> **THE PROBLEM**: Find the word "marker" in the material below and gather every line that contains it.
+++ AVAILABLE RECORDS +++
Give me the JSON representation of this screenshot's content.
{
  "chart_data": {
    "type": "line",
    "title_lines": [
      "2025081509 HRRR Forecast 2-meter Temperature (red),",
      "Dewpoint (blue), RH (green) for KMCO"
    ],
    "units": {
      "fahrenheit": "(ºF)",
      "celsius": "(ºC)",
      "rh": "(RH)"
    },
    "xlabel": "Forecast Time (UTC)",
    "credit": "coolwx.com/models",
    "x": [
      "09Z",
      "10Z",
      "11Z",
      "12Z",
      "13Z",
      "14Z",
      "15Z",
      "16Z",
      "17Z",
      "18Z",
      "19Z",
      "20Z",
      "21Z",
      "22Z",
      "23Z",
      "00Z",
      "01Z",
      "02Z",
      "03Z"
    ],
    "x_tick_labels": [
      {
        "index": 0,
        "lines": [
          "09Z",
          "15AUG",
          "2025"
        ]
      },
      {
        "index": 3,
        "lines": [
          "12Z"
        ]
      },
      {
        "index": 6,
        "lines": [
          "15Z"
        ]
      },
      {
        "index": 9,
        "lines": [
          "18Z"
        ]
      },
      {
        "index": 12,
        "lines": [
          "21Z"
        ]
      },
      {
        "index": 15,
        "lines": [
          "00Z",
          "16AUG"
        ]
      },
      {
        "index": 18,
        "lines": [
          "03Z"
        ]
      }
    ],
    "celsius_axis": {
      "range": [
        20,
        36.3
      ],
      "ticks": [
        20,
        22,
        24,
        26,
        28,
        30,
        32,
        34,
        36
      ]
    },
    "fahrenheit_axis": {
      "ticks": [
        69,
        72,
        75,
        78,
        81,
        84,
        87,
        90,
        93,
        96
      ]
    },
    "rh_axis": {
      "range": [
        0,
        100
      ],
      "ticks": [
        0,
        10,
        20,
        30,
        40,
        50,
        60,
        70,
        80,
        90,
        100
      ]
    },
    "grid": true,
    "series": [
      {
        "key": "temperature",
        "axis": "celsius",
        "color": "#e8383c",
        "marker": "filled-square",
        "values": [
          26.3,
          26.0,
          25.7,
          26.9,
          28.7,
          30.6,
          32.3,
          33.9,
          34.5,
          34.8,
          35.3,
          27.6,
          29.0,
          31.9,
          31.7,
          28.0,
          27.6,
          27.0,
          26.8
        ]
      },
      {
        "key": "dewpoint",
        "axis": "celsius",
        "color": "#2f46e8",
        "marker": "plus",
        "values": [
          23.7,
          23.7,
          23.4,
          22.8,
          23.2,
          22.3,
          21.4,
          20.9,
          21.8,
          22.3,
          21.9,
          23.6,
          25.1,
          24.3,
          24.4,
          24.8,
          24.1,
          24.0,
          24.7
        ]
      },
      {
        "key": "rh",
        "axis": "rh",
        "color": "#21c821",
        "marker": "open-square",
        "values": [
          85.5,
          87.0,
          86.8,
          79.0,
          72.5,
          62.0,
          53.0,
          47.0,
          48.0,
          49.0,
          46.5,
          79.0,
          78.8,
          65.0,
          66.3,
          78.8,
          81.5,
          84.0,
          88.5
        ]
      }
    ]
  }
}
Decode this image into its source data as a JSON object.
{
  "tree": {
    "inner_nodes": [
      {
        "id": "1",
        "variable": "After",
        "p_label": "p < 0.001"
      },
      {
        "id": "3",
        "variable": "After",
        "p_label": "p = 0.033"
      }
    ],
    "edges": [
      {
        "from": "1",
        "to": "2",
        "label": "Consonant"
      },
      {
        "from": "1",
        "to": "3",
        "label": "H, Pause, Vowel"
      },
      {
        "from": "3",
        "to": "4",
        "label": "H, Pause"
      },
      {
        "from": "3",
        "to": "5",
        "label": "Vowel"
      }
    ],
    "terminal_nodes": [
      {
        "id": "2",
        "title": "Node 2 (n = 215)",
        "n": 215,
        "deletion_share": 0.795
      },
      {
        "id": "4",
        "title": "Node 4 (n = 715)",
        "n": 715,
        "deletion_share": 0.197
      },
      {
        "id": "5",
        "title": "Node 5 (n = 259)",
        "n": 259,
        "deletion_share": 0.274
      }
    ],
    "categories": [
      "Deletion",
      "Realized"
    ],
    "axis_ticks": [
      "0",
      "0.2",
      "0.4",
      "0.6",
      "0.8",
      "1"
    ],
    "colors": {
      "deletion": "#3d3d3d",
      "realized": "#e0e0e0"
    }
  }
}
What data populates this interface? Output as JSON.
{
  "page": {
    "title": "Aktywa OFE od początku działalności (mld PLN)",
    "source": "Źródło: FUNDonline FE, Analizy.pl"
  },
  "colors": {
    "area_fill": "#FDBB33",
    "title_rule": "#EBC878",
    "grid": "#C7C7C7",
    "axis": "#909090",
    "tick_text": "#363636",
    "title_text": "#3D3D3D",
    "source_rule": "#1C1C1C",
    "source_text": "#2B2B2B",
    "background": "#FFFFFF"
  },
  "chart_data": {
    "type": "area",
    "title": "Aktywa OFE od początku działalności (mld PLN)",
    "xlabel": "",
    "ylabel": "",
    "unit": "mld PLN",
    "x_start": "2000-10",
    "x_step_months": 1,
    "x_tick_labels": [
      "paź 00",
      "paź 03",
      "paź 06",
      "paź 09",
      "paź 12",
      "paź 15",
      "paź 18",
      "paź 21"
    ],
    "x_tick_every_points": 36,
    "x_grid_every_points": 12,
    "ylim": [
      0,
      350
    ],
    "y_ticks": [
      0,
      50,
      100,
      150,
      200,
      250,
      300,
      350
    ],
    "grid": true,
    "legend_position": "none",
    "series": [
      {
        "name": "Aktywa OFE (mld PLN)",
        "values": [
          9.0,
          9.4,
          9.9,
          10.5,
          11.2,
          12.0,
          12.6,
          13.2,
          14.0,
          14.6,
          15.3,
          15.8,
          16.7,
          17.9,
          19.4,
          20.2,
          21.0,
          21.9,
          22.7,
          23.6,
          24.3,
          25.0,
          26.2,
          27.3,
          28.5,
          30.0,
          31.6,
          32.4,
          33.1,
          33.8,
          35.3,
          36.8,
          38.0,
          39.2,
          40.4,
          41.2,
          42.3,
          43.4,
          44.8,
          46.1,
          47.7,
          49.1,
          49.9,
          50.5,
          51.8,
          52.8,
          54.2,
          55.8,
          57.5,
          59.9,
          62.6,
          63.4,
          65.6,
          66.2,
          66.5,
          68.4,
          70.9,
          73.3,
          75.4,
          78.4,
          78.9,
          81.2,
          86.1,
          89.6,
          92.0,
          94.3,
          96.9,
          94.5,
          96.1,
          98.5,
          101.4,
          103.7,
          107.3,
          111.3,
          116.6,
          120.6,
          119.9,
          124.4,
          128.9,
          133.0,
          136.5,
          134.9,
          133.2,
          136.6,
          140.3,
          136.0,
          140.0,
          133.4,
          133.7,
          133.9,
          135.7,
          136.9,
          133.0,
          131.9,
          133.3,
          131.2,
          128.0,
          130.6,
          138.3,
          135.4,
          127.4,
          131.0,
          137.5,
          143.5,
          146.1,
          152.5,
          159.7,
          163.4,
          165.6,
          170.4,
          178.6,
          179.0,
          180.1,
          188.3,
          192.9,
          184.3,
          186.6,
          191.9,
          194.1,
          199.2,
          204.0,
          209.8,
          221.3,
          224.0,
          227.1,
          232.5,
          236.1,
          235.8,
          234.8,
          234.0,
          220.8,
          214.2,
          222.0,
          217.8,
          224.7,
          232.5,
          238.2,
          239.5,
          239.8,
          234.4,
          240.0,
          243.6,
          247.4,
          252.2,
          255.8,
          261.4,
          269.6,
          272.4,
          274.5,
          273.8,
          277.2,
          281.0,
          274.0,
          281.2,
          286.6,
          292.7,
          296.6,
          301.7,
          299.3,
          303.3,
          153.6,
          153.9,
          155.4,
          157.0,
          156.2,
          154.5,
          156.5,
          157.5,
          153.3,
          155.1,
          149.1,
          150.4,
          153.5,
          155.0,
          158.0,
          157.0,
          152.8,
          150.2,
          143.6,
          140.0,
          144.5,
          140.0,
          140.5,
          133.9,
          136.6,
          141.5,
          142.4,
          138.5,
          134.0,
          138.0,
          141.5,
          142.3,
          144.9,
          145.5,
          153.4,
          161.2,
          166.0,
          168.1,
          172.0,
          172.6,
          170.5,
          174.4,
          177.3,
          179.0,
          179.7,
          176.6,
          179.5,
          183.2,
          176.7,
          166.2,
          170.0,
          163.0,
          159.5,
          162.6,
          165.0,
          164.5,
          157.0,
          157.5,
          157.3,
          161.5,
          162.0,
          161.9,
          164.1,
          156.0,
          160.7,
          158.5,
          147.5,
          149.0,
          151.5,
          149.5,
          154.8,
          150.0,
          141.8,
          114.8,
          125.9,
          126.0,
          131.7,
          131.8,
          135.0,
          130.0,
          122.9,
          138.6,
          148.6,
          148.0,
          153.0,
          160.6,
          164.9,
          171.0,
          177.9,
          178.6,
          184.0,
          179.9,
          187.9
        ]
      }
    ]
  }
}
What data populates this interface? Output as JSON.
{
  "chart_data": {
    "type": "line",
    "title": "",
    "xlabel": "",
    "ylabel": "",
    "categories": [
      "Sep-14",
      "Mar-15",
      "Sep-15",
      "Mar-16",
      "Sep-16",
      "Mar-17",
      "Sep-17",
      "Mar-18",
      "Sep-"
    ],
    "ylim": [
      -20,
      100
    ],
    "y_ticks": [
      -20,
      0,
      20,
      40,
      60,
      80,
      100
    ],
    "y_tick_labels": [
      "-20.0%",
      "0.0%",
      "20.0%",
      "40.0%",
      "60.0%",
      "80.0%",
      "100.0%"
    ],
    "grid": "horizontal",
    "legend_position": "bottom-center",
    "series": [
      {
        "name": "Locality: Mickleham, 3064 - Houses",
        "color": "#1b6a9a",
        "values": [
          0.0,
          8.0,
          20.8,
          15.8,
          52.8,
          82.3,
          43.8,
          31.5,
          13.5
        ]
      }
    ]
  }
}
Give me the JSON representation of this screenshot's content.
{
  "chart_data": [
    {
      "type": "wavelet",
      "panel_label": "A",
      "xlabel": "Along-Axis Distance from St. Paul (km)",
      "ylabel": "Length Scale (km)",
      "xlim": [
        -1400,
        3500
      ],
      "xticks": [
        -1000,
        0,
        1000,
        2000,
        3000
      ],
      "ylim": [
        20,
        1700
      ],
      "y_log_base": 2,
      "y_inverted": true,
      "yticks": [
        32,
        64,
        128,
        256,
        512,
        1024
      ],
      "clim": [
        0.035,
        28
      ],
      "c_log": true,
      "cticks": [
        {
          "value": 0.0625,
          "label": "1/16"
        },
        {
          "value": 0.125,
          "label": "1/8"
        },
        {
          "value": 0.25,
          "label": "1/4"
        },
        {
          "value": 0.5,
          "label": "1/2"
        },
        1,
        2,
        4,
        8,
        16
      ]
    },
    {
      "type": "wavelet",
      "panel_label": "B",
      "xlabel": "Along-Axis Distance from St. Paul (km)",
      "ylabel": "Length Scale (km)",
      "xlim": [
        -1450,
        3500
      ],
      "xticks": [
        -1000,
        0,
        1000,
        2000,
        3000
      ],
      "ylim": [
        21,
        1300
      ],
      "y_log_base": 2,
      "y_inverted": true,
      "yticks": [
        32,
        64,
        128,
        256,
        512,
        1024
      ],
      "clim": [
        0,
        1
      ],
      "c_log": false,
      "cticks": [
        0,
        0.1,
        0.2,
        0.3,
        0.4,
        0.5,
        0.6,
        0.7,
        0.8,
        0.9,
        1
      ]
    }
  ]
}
+++
> **FINAL RESULT**:
        "marker": "filled-square",
        "marker": "plus",
        "marker": "open-square",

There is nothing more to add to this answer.